- [GOAL]
Find the string "مسلم" in the data, then copy every line where it is found.
____________________
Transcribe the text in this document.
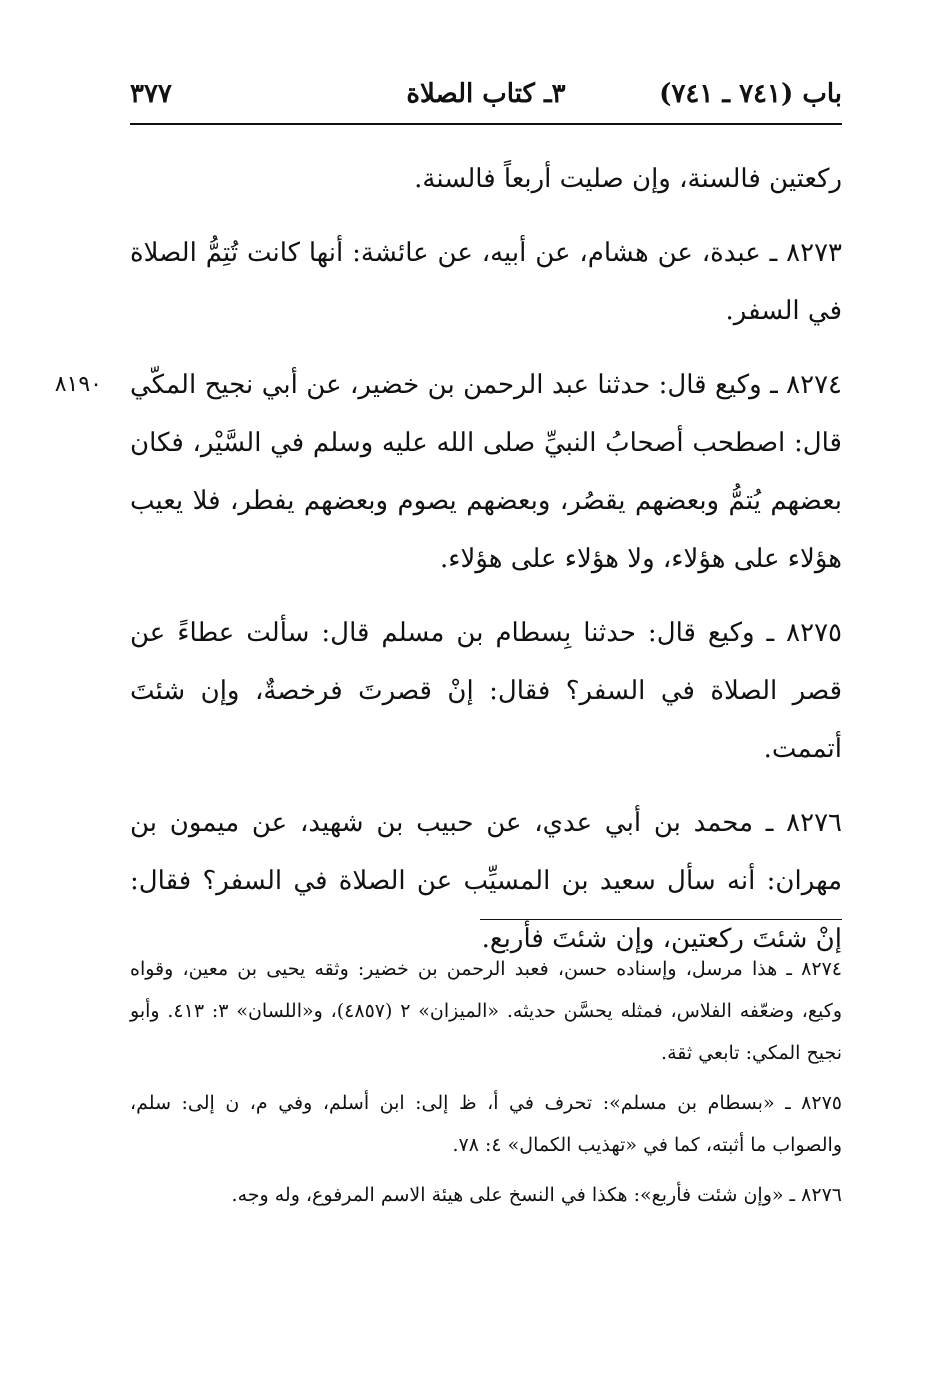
باب (٧٤١ ـ ٧٤١)
٣ـ كتاب الصلاة
٣٧٧

ركعتين فالسنة، وإن صليت أربعاً فالسنة.

٨٢٧٣ ـ عبدة، عن هشام، عن أبيه، عن عائشة: أنها كانت تُتِمُّ الصلاة في السفر.

٨١٩٠ ٨٢٧٤ ـ وكيع قال: حدثنا عبد الرحمن بن خضير، عن أبي نجيح المكّي قال: اصطحب أصحابُ النبيِّ صلى الله عليه وسلم في السَّيْر، فكان بعضهم يُتمُّ وبعضهم يقصُر، وبعضهم يصوم وبعضهم يفطر، فلا يعيب هؤلاء على هؤلاء، ولا هؤلاء على هؤلاء.

٨٢٧٥ ـ وكيع قال: حدثنا بِسطام بن مسلم قال: سألت عطاءً عن قصر الصلاة في السفر؟ فقال: إنْ قصرتَ فرخصةٌ، وإن شئتَ أتممت.

٨٢٧٦ ـ محمد بن أبي عدي، عن حبيب بن شهيد، عن ميمون بن مهران: أنه سأل سعيد بن المسيِّب عن الصلاة في السفر؟ فقال: إنْ شئتَ ركعتين، وإن شئتَ فأربع.

٨٢٧٤ ـ هذا مرسل، وإسناده حسن، فعبد الرحمن بن خضير: وثقه يحيى بن معين، وقواه وكيع، وضعّفه الفلاس، فمثله يحسَّن حديثه. «الميزان» ٢ (٤٨٥٧)، و«اللسان» ٣: ٤١٣. وأبو نجيح المكي: تابعي ثقة.

٨٢٧٥ ـ «بسطام بن مسلم»: تحرف في أ، ظ إلى: ابن أسلم، وفي م، ن إلى: سلم، والصواب ما أثبته، كما في «تهذيب الكمال» ٤: ٧٨.

٨٢٧٦ ـ «وإن شئت فأربع»: هكذا في النسخ على هيئة الاسم المرفوع، وله وجه.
____________________
- [FULL ANSWER]
٨٢٧٥ ـ وكيع قال: حدثنا بِسطام بن مسلم قال: سألت عطاءً عن قصر الصلاة في السفر؟ فقال: إنْ قصرتَ فرخصةٌ، وإن شئتَ أتممت.
٨٢٧٥ ـ «بسطام بن مسلم»: تحرف في أ، ظ إلى: ابن أسلم، وفي م، ن إلى: سلم، والصواب ما أثبته، كما في «تهذيب الكمال» ٤: ٧٨.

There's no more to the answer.